Dataset listings of figures
============================================================

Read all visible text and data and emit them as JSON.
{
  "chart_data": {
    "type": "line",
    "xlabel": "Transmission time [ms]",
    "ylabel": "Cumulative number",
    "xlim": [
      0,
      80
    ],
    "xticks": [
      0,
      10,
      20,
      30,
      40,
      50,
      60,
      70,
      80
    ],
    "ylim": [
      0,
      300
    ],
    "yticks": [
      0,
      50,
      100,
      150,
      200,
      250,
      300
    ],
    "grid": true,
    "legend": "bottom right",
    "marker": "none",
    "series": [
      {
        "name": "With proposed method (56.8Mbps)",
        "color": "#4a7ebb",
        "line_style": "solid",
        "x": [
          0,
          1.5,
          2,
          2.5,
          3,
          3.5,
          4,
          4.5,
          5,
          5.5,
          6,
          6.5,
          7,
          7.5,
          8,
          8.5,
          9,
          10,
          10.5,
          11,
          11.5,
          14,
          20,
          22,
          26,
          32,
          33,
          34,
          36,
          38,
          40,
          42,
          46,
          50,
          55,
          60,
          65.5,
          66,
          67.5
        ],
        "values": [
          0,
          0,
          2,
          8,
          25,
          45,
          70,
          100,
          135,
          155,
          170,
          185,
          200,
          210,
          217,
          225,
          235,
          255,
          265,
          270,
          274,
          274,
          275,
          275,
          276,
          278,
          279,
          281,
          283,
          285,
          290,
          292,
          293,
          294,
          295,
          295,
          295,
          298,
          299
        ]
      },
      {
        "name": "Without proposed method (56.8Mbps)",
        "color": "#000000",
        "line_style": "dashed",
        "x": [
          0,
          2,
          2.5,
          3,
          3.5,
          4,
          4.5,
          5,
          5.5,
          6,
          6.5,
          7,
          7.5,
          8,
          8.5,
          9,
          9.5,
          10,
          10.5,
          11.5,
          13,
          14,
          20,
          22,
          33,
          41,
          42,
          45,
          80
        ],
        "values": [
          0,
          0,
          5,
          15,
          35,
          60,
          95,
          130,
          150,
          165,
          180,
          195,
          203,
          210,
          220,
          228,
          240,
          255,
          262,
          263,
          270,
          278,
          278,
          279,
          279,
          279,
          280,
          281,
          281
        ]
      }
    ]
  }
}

============================================================

> [TASK TO COMPLETE]
Extract the complete data, matching each line exactly.

> [THE OUTPUT]
Read all visible text and data and emit them as JSON.
{
  "chart_data": {
    "type": "line",
    "xlabel": "Transmission time [ms]",
    "ylabel": "Cumulative number",
    "xlim": [
      0,
      80
    ],
    "xticks": [
      0,
      10,
      20,
      30,
      40,
      50,
      60,
      70,
      80
    ],
    "ylim": [
      0,
      300
    ],
    "yticks": [
      0,
      50,
      100,
      150,
      200,
      250,
      300
    ],
    "grid": true,
    "legend": "bottom right",
    "marker": "none",
    "series": [
      {
        "name": "With proposed method (56.8Mbps)",
        "color": "#4a7ebb",
        "line_style": "solid",
        "x": [
          0,
          1.5,
          2,
          2.5,
          3,
          3.5,
          4,
          4.5,
          5,
          5.5,
          6,
          6.5,
          7,
          7.5,
          8,
          8.5,
          9,
          10,
          10.5,
          11,
          11.5,
          14,
          20,
          22,
          26,
          32,
          33,
          34,
          36,
          38,
          40,
          42,
          46,
          50,
          55,
          60,
          65.5,
          66,
          67.5
        ],
        "values": [
          0,
          0,
          2,
          8,
          25,
          45,
          70,
          100,
          135,
          155,
          170,
          185,
          200,
          210,
          217,
          225,
          235,
          255,
          265,
          270,
          274,
          274,
          275,
          275,
          276,
          278,
          279,
          281,
          283,
          285,
          290,
          292,
          293,
          294,
          295,
          295,
          295,
          298,
          299
        ]
      },
      {
        "name": "Without proposed method (56.8Mbps)",
        "color": "#000000",
        "line_style": "dashed",
        "x": [
          0,
          2,
          2.5,
          3,
          3.5,
          4,
          4.5,
          5,
          5.5,
          6,
          6.5,
          7,
          7.5,
          8,
          8.5,
          9,
          9.5,
          10,
          10.5,
          11.5,
          13,
          14,
          20,
          22,
          33,
          41,
          42,
          45,
          80
        ],
        "values": [
          0,
          0,
          5,
          15,
          35,
          60,
          95,
          130,
          150,
          165,
          180,
          195,
          203,
          210,
          220,
          228,
          240,
          255,
          262,
          263,
          270,
          278,
          278,
          279,
          279,
          279,
          280,
          281,
          281
        ]
      }
    ]
  }
}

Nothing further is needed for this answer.